## AIM
Write out each line exactly as it stands, please.

^^^^^^^^

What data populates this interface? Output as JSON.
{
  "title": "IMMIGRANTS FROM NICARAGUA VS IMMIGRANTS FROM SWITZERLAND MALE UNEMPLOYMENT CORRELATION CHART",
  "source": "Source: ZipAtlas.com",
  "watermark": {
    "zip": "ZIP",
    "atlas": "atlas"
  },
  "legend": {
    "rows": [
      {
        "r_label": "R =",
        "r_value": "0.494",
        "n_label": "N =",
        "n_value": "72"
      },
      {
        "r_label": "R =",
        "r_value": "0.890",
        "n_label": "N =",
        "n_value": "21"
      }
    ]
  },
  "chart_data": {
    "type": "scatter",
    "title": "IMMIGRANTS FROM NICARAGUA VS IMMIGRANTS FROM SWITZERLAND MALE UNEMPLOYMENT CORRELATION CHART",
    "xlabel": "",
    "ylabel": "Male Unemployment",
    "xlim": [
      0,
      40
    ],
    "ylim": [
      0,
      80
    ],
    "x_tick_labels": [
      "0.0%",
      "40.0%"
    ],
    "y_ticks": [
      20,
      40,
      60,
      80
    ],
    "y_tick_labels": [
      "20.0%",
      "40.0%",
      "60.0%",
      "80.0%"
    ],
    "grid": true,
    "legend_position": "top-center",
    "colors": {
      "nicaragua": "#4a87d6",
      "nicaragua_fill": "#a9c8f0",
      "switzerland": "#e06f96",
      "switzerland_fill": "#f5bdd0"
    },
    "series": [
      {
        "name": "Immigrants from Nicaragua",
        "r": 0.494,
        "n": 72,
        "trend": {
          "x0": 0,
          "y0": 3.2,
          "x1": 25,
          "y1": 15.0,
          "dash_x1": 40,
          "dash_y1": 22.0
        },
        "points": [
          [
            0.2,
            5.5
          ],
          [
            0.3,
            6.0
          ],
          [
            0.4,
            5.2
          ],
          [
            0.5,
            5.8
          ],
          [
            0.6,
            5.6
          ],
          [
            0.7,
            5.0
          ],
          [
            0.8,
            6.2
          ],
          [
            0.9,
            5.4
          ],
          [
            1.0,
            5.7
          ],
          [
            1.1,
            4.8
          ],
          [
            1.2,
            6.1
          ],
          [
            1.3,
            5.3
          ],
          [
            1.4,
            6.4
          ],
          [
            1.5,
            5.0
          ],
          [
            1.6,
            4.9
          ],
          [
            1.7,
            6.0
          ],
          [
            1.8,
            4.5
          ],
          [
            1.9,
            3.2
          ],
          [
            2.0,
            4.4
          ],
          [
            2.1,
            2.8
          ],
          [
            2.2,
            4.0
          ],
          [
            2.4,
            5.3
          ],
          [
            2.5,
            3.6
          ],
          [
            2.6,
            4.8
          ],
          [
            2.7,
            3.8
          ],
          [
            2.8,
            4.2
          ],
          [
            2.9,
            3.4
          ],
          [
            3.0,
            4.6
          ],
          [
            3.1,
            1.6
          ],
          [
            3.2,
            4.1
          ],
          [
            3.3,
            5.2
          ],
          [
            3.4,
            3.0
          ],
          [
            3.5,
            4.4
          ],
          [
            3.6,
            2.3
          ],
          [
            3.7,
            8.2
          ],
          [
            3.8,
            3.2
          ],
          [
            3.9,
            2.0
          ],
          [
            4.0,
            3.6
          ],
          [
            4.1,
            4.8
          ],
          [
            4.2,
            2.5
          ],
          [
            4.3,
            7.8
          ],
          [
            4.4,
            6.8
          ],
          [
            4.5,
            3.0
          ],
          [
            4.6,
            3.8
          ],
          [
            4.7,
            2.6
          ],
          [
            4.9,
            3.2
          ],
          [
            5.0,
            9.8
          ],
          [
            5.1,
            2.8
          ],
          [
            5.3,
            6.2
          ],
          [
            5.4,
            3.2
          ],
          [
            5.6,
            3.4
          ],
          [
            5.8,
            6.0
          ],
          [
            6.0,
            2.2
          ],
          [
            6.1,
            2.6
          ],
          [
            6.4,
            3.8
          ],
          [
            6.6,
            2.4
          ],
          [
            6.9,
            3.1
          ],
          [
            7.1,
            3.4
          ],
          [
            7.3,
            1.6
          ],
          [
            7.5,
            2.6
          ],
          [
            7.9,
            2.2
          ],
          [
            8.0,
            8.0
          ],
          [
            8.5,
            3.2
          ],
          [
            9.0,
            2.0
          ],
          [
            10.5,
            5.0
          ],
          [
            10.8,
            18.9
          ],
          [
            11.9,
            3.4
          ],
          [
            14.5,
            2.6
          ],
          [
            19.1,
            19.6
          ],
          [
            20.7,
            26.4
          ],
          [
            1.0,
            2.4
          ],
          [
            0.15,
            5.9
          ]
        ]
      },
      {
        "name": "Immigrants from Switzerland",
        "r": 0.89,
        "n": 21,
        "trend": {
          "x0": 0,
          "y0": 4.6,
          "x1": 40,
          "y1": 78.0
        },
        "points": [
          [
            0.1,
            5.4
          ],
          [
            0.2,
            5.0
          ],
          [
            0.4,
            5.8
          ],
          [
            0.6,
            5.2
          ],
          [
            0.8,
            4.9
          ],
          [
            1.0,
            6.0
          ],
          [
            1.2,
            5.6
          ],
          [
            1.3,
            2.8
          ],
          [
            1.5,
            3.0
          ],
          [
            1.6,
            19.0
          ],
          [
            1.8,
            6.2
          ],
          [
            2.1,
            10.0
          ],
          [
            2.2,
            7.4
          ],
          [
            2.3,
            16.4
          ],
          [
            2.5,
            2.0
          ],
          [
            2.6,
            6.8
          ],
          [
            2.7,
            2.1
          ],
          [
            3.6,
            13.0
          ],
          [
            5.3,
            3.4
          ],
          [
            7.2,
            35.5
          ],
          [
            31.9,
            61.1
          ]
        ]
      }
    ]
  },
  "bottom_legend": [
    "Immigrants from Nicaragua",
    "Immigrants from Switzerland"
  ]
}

^^^^^^^^

## EXPECTED ANSWER
What data populates this interface? Output as JSON.
{
  "title": "IMMIGRANTS FROM NICARAGUA VS IMMIGRANTS FROM SWITZERLAND MALE UNEMPLOYMENT CORRELATION CHART",
  "source": "Source: ZipAtlas.com",
  "watermark": {
    "zip": "ZIP",
    "atlas": "atlas"
  },
  "legend": {
    "rows": [
      {
        "r_label": "R =",
        "r_value": "0.494",
        "n_label": "N =",
        "n_value": "72"
      },
      {
        "r_label": "R =",
        "r_value": "0.890",
        "n_label": "N =",
        "n_value": "21"
      }
    ]
  },
  "chart_data": {
    "type": "scatter",
    "title": "IMMIGRANTS FROM NICARAGUA VS IMMIGRANTS FROM SWITZERLAND MALE UNEMPLOYMENT CORRELATION CHART",
    "xlabel": "",
    "ylabel": "Male Unemployment",
    "xlim": [
      0,
      40
    ],
    "ylim": [
      0,
      80
    ],
    "x_tick_labels": [
      "0.0%",
      "40.0%"
    ],
    "y_ticks": [
      20,
      40,
      60,
      80
    ],
    "y_tick_labels": [
      "20.0%",
      "40.0%",
      "60.0%",
      "80.0%"
    ],
    "grid": true,
    "legend_position": "top-center",
    "colors": {
      "nicaragua": "#4a87d6",
      "nicaragua_fill": "#a9c8f0",
      "switzerland": "#e06f96",
      "switzerland_fill": "#f5bdd0"
    },
    "series": [
      {
        "name": "Immigrants from Nicaragua",
        "r": 0.494,
        "n": 72,
        "trend": {
          "x0": 0,
          "y0": 3.2,
          "x1": 25,
          "y1": 15.0,
          "dash_x1": 40,
          "dash_y1": 22.0
        },
        "points": [
          [
            0.2,
            5.5
          ],
          [
            0.3,
            6.0
          ],
          [
            0.4,
            5.2
          ],
          [
            0.5,
            5.8
          ],
          [
            0.6,
            5.6
          ],
          [
            0.7,
            5.0
          ],
          [
            0.8,
            6.2
          ],
          [
            0.9,
            5.4
          ],
          [
            1.0,
            5.7
          ],
          [
            1.1,
            4.8
          ],
          [
            1.2,
            6.1
          ],
          [
            1.3,
            5.3
          ],
          [
            1.4,
            6.4
          ],
          [
            1.5,
            5.0
          ],
          [
            1.6,
            4.9
          ],
          [
            1.7,
            6.0
          ],
          [
            1.8,
            4.5
          ],
          [
            1.9,
            3.2
          ],
          [
            2.0,
            4.4
          ],
          [
            2.1,
            2.8
          ],
          [
            2.2,
            4.0
          ],
          [
            2.4,
            5.3
          ],
          [
            2.5,
            3.6
          ],
          [
            2.6,
            4.8
          ],
          [
            2.7,
            3.8
          ],
          [
            2.8,
            4.2
          ],
          [
            2.9,
            3.4
          ],
          [
            3.0,
            4.6
          ],
          [
            3.1,
            1.6
          ],
          [
            3.2,
            4.1
          ],
          [
            3.3,
            5.2
          ],
          [
            3.4,
            3.0
          ],
          [
            3.5,
            4.4
          ],
          [
            3.6,
            2.3
          ],
          [
            3.7,
            8.2
          ],
          [
            3.8,
            3.2
          ],
          [
            3.9,
            2.0
          ],
          [
            4.0,
            3.6
          ],
          [
            4.1,
            4.8
          ],
          [
            4.2,
            2.5
          ],
          [
            4.3,
            7.8
          ],
          [
            4.4,
            6.8
          ],
          [
            4.5,
            3.0
          ],
          [
            4.6,
            3.8
          ],
          [
            4.7,
            2.6
          ],
          [
            4.9,
            3.2
          ],
          [
            5.0,
            9.8
          ],
          [
            5.1,
            2.8
          ],
          [
            5.3,
            6.2
          ],
          [
            5.4,
            3.2
          ],
          [
            5.6,
            3.4
          ],
          [
            5.8,
            6.0
          ],
          [
            6.0,
            2.2
          ],
          [
            6.1,
            2.6
          ],
          [
            6.4,
            3.8
          ],
          [
            6.6,
            2.4
          ],
          [
            6.9,
            3.1
          ],
          [
            7.1,
            3.4
          ],
          [
            7.3,
            1.6
          ],
          [
            7.5,
            2.6
          ],
          [
            7.9,
            2.2
          ],
          [
            8.0,
            8.0
          ],
          [
            8.5,
            3.2
          ],
          [
            9.0,
            2.0
          ],
          [
            10.5,
            5.0
          ],
          [
            10.8,
            18.9
          ],
          [
            11.9,
            3.4
          ],
          [
            14.5,
            2.6
          ],
          [
            19.1,
            19.6
          ],
          [
            20.7,
            26.4
          ],
          [
            1.0,
            2.4
          ],
          [
            0.15,
            5.9
          ]
        ]
      },
      {
        "name": "Immigrants from Switzerland",
        "r": 0.89,
        "n": 21,
        "trend": {
          "x0": 0,
          "y0": 4.6,
          "x1": 40,
          "y1": 78.0
        },
        "points": [
          [
            0.1,
            5.4
          ],
          [
            0.2,
            5.0
          ],
          [
            0.4,
            5.8
          ],
          [
            0.6,
            5.2
          ],
          [
            0.8,
            4.9
          ],
          [
            1.0,
            6.0
          ],
          [
            1.2,
            5.6
          ],
          [
            1.3,
            2.8
          ],
          [
            1.5,
            3.0
          ],
          [
            1.6,
            19.0
          ],
          [
            1.8,
            6.2
          ],
          [
            2.1,
            10.0
          ],
          [
            2.2,
            7.4
          ],
          [
            2.3,
            16.4
          ],
          [
            2.5,
            2.0
          ],
          [
            2.6,
            6.8
          ],
          [
            2.7,
            2.1
          ],
          [
            3.6,
            13.0
          ],
          [
            5.3,
            3.4
          ],
          [
            7.2,
            35.5
          ],
          [
            31.9,
            61.1
          ]
        ]
      }
    ]
  },
  "bottom_legend": [
    "Immigrants from Nicaragua",
    "Immigrants from Switzerland"
  ]
}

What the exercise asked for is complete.